_WHAT YOU NEED TO DO_
Images are not part of the copy; write out the rest of the data exactly as given.
+ + + +
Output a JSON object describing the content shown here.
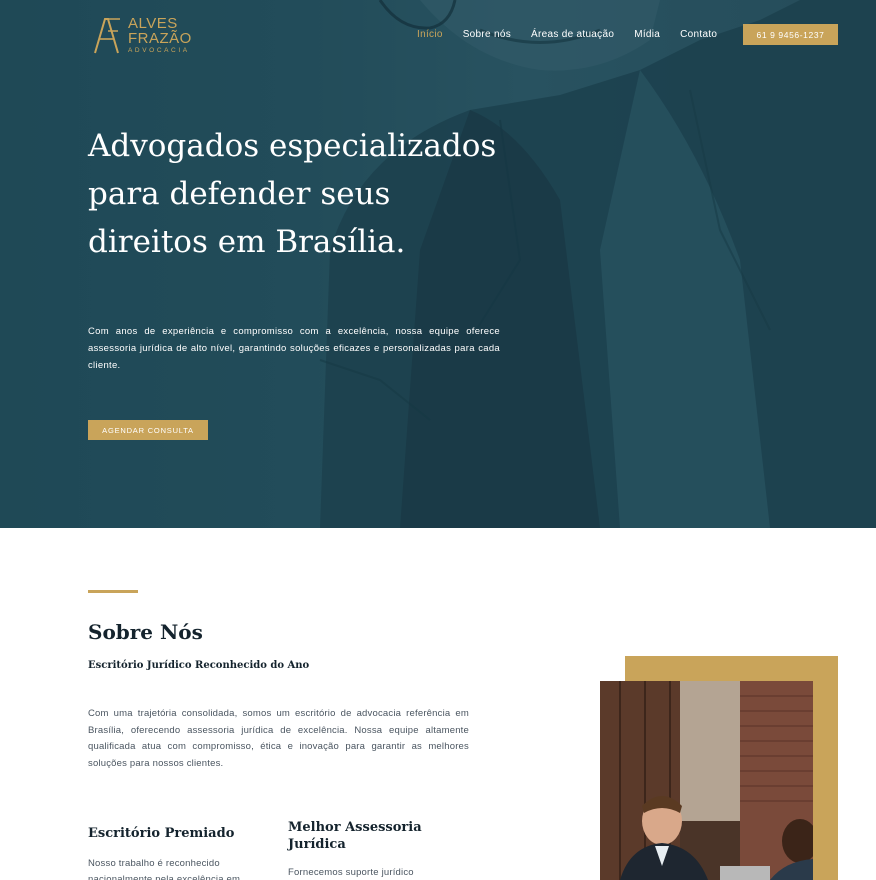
{
  "logo": {
    "line1": "ALVES",
    "line2": "FRAZÃO",
    "line3": "ADVOCACIA",
    "color": "#c9a45a"
  },
  "nav": {
    "items": [
      {
        "label": "Início",
        "active": true
      },
      {
        "label": "Sobre nós",
        "active": false
      },
      {
        "label": "Áreas de atuação",
        "active": false
      },
      {
        "label": "Mídia",
        "active": false
      },
      {
        "label": "Contato",
        "active": false
      }
    ],
    "phone": "61 9 9456-1237"
  },
  "hero": {
    "title": "Advogados especializados para defender seus direitos em Brasília.",
    "text": "Com anos de experiência e compromisso com a excelência, nossa equipe oferece assessoria jurídica de alto nível, garantindo soluções eficazes e personalizadas para cada cliente.",
    "cta": "AGENDAR CONSULTA"
  },
  "about": {
    "title": "Sobre Nós",
    "subtitle": "Escritório Jurídico Reconhecido do Ano",
    "text": "Com uma trajetória consolidada, somos um escritório de advocacia referência em Brasília, oferecendo assessoria jurídica de excelência. Nossa equipe altamente qualificada atua com compromisso, ética e inovação para garantir as melhores soluções para nossos clientes.",
    "features": [
      {
        "title": "Escritório Premiado",
        "text": "Nosso trabalho é reconhecido nacionalmente pela excelência em"
      },
      {
        "title": "Melhor Assessoria Jurídica",
        "text": "Fornecemos suporte jurídico"
      }
    ]
  },
  "colors": {
    "accent": "#c9a45a",
    "hero_bg": "#244f5c",
    "heading": "#14232d"
  }
}
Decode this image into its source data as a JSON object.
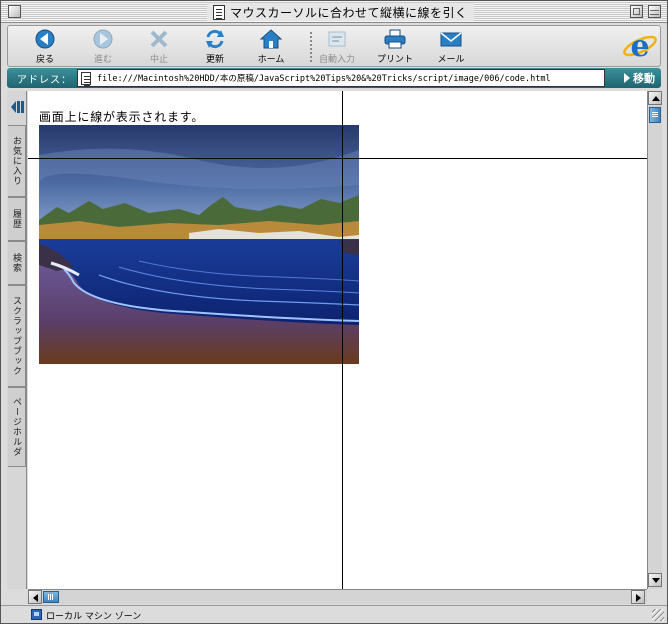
{
  "window": {
    "title": "マウスカーソルに合わせて縦横に線を引く"
  },
  "toolbar": {
    "buttons": [
      {
        "id": "back",
        "label": "戻る",
        "icon": "back-arrow-icon",
        "enabled": true
      },
      {
        "id": "forward",
        "label": "進む",
        "icon": "forward-arrow-icon",
        "enabled": false
      },
      {
        "id": "stop",
        "label": "中止",
        "icon": "stop-x-icon",
        "enabled": false
      },
      {
        "id": "refresh",
        "label": "更新",
        "icon": "refresh-icon",
        "enabled": true
      },
      {
        "id": "home",
        "label": "ホーム",
        "icon": "home-icon",
        "enabled": true
      },
      {
        "id": "autofill",
        "label": "自動入力",
        "icon": "autofill-icon",
        "enabled": false
      },
      {
        "id": "print",
        "label": "プリント",
        "icon": "printer-icon",
        "enabled": true
      },
      {
        "id": "mail",
        "label": "メール",
        "icon": "mail-icon",
        "enabled": true
      }
    ],
    "brand_icon": "internet-explorer-logo"
  },
  "address": {
    "label": "アドレス：",
    "url": "file:///Macintosh%20HDD/本の原稿/JavaScript%20Tips%20&%20Tricks/script/image/006/code.html",
    "go_label": "移動"
  },
  "sidebar": {
    "tabs": [
      "お気に入り",
      "履歴",
      "検索",
      "スクラップブック",
      "ページホルダ"
    ]
  },
  "page": {
    "message": "画面上に線が表示されます。",
    "image_description_icon": "landscape-photo"
  },
  "status": {
    "zone_text": "ローカル マシン ゾーン",
    "zone_icon": "local-machine-zone-icon"
  },
  "colors": {
    "address_bar": "#2a7582",
    "accent_blue": "#2a6fb5",
    "crosshair": "#000000"
  }
}
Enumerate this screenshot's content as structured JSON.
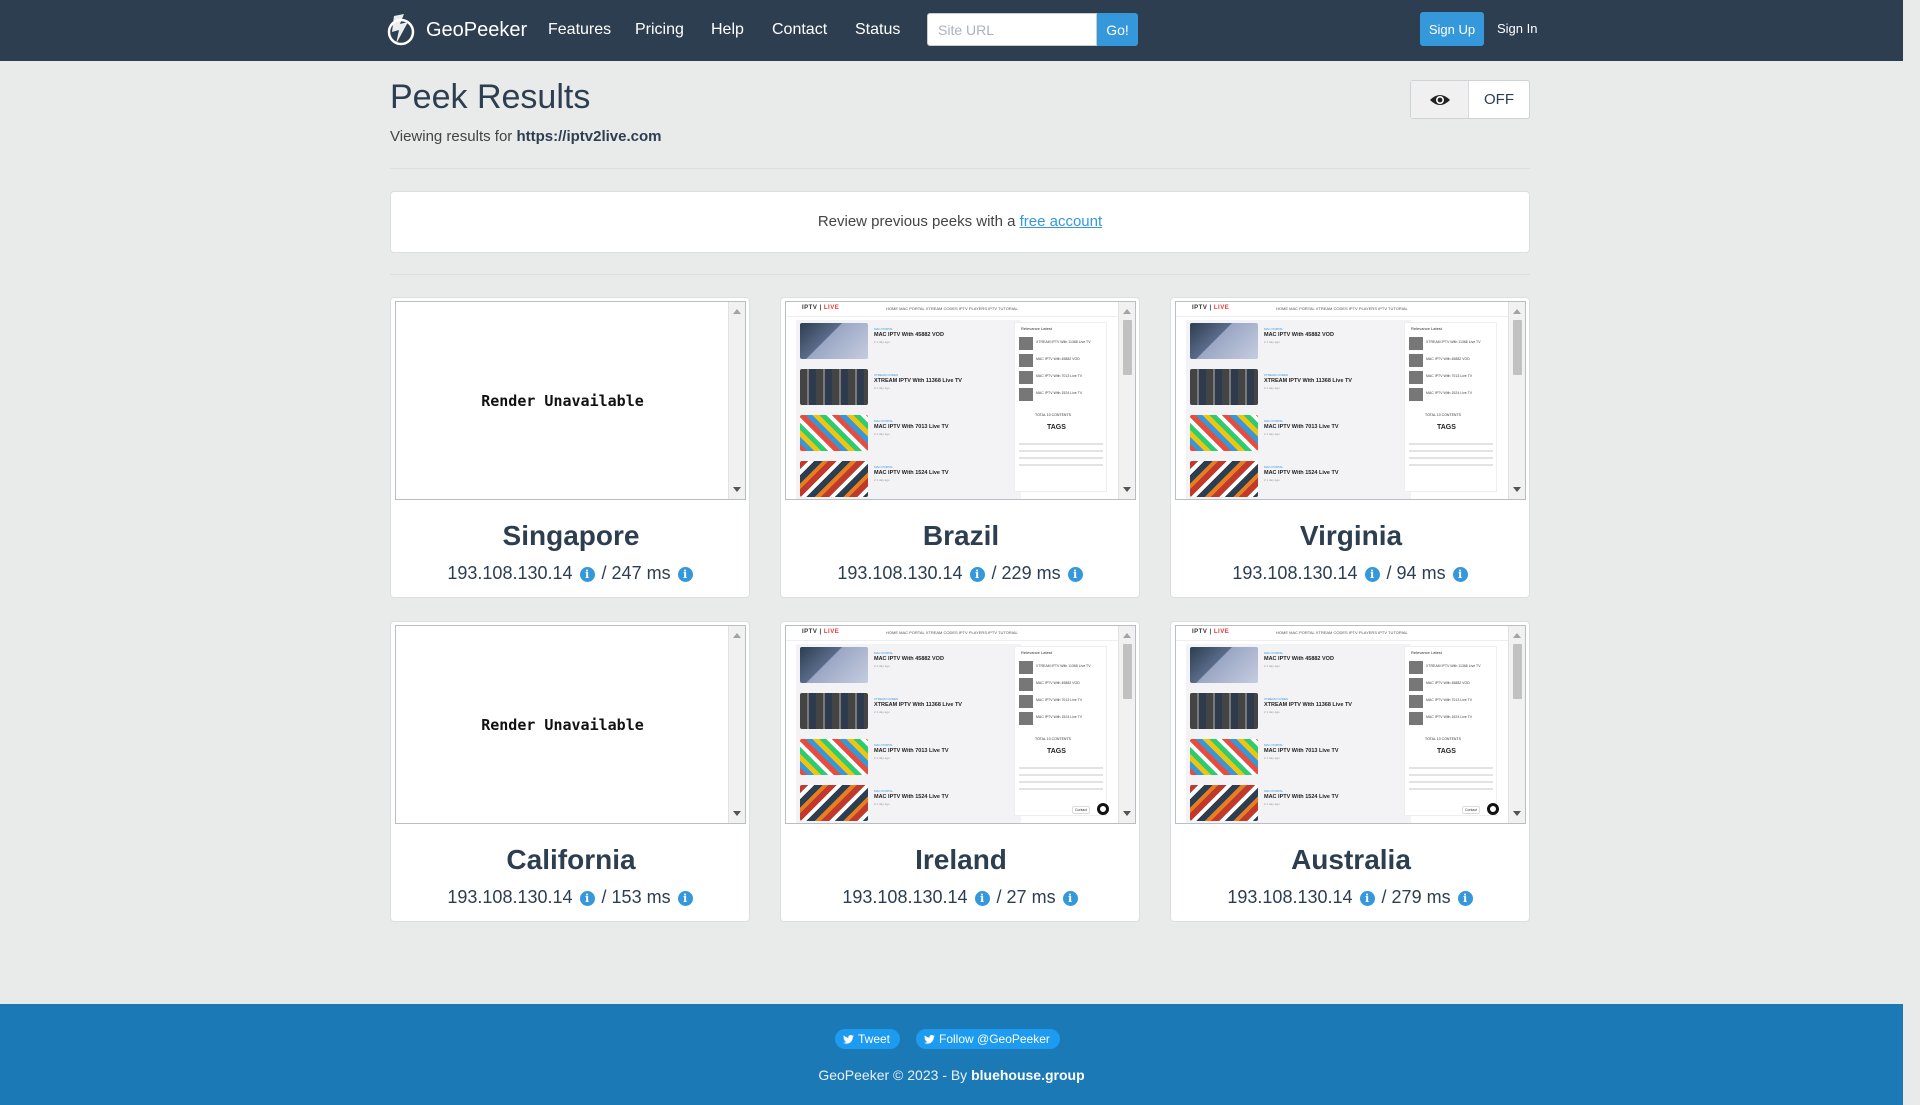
{
  "navbar": {
    "brand": "GeoPeeker",
    "links": [
      "Features",
      "Pricing",
      "Help",
      "Contact",
      "Status"
    ],
    "url_placeholder": "Site URL",
    "go_label": "Go!",
    "signup_label": "Sign Up",
    "signin_label": "Sign In"
  },
  "header": {
    "title": "Peek Results",
    "subtitle_prefix": "Viewing results for ",
    "url": "https://iptv2live.com",
    "toggle_state": "OFF"
  },
  "notice": {
    "text": "Review previous peeks with a ",
    "link": "free account"
  },
  "results": [
    {
      "location": "Singapore",
      "ip": "193.108.130.14",
      "latency": "247 ms",
      "render": "unavailable"
    },
    {
      "location": "Brazil",
      "ip": "193.108.130.14",
      "latency": "229 ms",
      "render": "screenshot"
    },
    {
      "location": "Virginia",
      "ip": "193.108.130.14",
      "latency": "94 ms",
      "render": "screenshot"
    },
    {
      "location": "California",
      "ip": "193.108.130.14",
      "latency": "153 ms",
      "render": "unavailable"
    },
    {
      "location": "Ireland",
      "ip": "193.108.130.14",
      "latency": "27 ms",
      "render": "screenshot"
    },
    {
      "location": "Australia",
      "ip": "193.108.130.14",
      "latency": "279 ms",
      "render": "screenshot"
    }
  ],
  "render_unavailable_text": "Render Unavailable",
  "preview": {
    "logo_a": "IPTV",
    "logo_b": "LIVE",
    "menu": "HOME   MAC PORTAL   XTREAM CODES   IPTV PLAYERS   IPTV TUTORIAL",
    "posts": [
      {
        "tag": "MAC PORTAL",
        "title": "MAC IPTV With 45882 VOD",
        "meta": "2 1 day ago"
      },
      {
        "tag": "XTREAM CODES",
        "title": "XTREAM IPTV With 11368 Live TV",
        "meta": "2 1 day ago"
      },
      {
        "tag": "MAC PORTAL",
        "title": "MAC IPTV With 7013 Live TV",
        "meta": "2 1 day ago"
      },
      {
        "tag": "MAC PORTAL",
        "title": "MAC IPTV With 1524 Live TV",
        "meta": "2 1 day ago"
      }
    ],
    "side_tabs": "Relevance      Latest",
    "side_items": [
      "XTREAM IPTV With 11368 Live TV",
      "MAC IPTV With 45882 VOD",
      "MAC IPTV With 7013 Live TV",
      "MAC IPTV With 1524 Live TV"
    ],
    "side_head": "TOTAL 10 CONTENTS",
    "tags_label": "TAGS",
    "contact_label": "Contact"
  },
  "footer": {
    "tweet_label": "Tweet",
    "follow_label": "Follow @GeoPeeker",
    "copyright_prefix": "GeoPeeker © 2023 - By ",
    "copyright_link": "bluehouse.group"
  },
  "colors": {
    "navbar_bg": "#2c3e50",
    "accent": "#3498db",
    "footer_bg": "#1b79b6",
    "page_bg": "#e9eaea"
  }
}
+ + + +
_ANSWER BELOW_
Output a JSON object describing the content shown here.
{
  "logo": {
    "line1": "ALVES",
    "line2": "FRAZÃO",
    "line3": "ADVOCACIA",
    "color": "#c9a45a"
  },
  "nav": {
    "items": [
      {
        "label": "Início",
        "active": true
      },
      {
        "label": "Sobre nós",
        "active": false
      },
      {
        "label": "Áreas de atuação",
        "active": false
      },
      {
        "label": "Mídia",
        "active": false
      },
      {
        "label": "Contato",
        "active": false
      }
    ],
    "phone": "61 9 9456-1237"
  },
  "hero": {
    "title": "Advogados especializados para defender seus direitos em Brasília.",
    "text": "Com anos de experiência e compromisso com a excelência, nossa equipe oferece assessoria jurídica de alto nível, garantindo soluções eficazes e personalizadas para cada cliente.",
    "cta": "AGENDAR CONSULTA"
  },
  "about": {
    "title": "Sobre Nós",
    "subtitle": "Escritório Jurídico Reconhecido do Ano",
    "text": "Com uma trajetória consolidada, somos um escritório de advocacia referência em Brasília, oferecendo assessoria jurídica de excelência. Nossa equipe altamente qualificada atua com compromisso, ética e inovação para garantir as melhores soluções para nossos clientes.",
    "features": [
      {
        "title": "Escritório Premiado",
        "text": "Nosso trabalho é reconhecido nacionalmente pela excelência em"
      },
      {
        "title": "Melhor Assessoria Jurídica",
        "text": "Fornecemos suporte jurídico"
      }
    ]
  },
  "colors": {
    "accent": "#c9a45a",
    "hero_bg": "#244f5c",
    "heading": "#14232d"
  }
}
Decode this image into its source data as a JSON object.
{
  "window": {
    "title": "マウスカーソルに合わせて縦横に線を引く"
  },
  "toolbar": {
    "buttons": [
      {
        "id": "back",
        "label": "戻る",
        "icon": "back-arrow-icon",
        "enabled": true
      },
      {
        "id": "forward",
        "label": "進む",
        "icon": "forward-arrow-icon",
        "enabled": false
      },
      {
        "id": "stop",
        "label": "中止",
        "icon": "stop-x-icon",
        "enabled": false
      },
      {
        "id": "refresh",
        "label": "更新",
        "icon": "refresh-icon",
        "enabled": true
      },
      {
        "id": "home",
        "label": "ホーム",
        "icon": "home-icon",
        "enabled": true
      },
      {
        "id": "autofill",
        "label": "自動入力",
        "icon": "autofill-icon",
        "enabled": false
      },
      {
        "id": "print",
        "label": "プリント",
        "icon": "printer-icon",
        "enabled": true
      },
      {
        "id": "mail",
        "label": "メール",
        "icon": "mail-icon",
        "enabled": true
      }
    ],
    "brand_icon": "internet-explorer-logo"
  },
  "address": {
    "label": "アドレス：",
    "url": "file:///Macintosh%20HDD/本の原稿/JavaScript%20Tips%20&%20Tricks/script/image/006/code.html",
    "go_label": "移動"
  },
  "sidebar": {
    "tabs": [
      "お気に入り",
      "履歴",
      "検索",
      "スクラップブック",
      "ページホルダ"
    ]
  },
  "page": {
    "message": "画面上に線が表示されます。",
    "image_description_icon": "landscape-photo"
  },
  "status": {
    "zone_text": "ローカル マシン ゾーン",
    "zone_icon": "local-machine-zone-icon"
  },
  "colors": {
    "address_bar": "#2a7582",
    "accent_blue": "#2a6fb5",
    "crosshair": "#000000"
  }
}
Enumerate this screenshot's content as structured JSON.
{
  "navbar": {
    "brand": "GeoPeeker",
    "links": [
      "Features",
      "Pricing",
      "Help",
      "Contact",
      "Status"
    ],
    "url_placeholder": "Site URL",
    "go_label": "Go!",
    "signup_label": "Sign Up",
    "signin_label": "Sign In"
  },
  "header": {
    "title": "Peek Results",
    "subtitle_prefix": "Viewing results for ",
    "url": "https://iptv2live.com",
    "toggle_state": "OFF"
  },
  "notice": {
    "text": "Review previous peeks with a ",
    "link": "free account"
  },
  "results": [
    {
      "location": "Singapore",
      "ip": "193.108.130.14",
      "latency": "247 ms",
      "render": "unavailable"
    },
    {
      "location": "Brazil",
      "ip": "193.108.130.14",
      "latency": "229 ms",
      "render": "screenshot"
    },
    {
      "location": "Virginia",
      "ip": "193.108.130.14",
      "latency": "94 ms",
      "render": "screenshot"
    },
    {
      "location": "California",
      "ip": "193.108.130.14",
      "latency": "153 ms",
      "render": "unavailable"
    },
    {
      "location": "Ireland",
      "ip": "193.108.130.14",
      "latency": "27 ms",
      "render": "screenshot"
    },
    {
      "location": "Australia",
      "ip": "193.108.130.14",
      "latency": "279 ms",
      "render": "screenshot"
    }
  ],
  "render_unavailable_text": "Render Unavailable",
  "preview": {
    "logo_a": "IPTV",
    "logo_b": "LIVE",
    "menu": "HOME   MAC PORTAL   XTREAM CODES   IPTV PLAYERS   IPTV TUTORIAL",
    "posts": [
      {
        "tag": "MAC PORTAL",
        "title": "MAC IPTV With 45882 VOD",
        "meta": "2 1 day ago"
      },
      {
        "tag": "XTREAM CODES",
        "title": "XTREAM IPTV With 11368 Live TV",
        "meta": "2 1 day ago"
      },
      {
        "tag": "MAC PORTAL",
        "title": "MAC IPTV With 7013 Live TV",
        "meta": "2 1 day ago"
      },
      {
        "tag": "MAC PORTAL",
        "title": "MAC IPTV With 1524 Live TV",
        "meta": "2 1 day ago"
      }
    ],
    "side_tabs": "Relevance      Latest",
    "side_items": [
      "XTREAM IPTV With 11368 Live TV",
      "MAC IPTV With 45882 VOD",
      "MAC IPTV With 7013 Live TV",
      "MAC IPTV With 1524 Live TV"
    ],
    "side_head": "TOTAL 10 CONTENTS",
    "tags_label": "TAGS",
    "contact_label": "Contact"
  },
  "footer": {
    "tweet_label": "Tweet",
    "follow_label": "Follow @GeoPeeker",
    "copyright_prefix": "GeoPeeker © 2023 - By ",
    "copyright_link": "bluehouse.group"
  },
  "colors": {
    "navbar_bg": "#2c3e50",
    "accent": "#3498db",
    "footer_bg": "#1b79b6",
    "page_bg": "#e9eaea"
  }
}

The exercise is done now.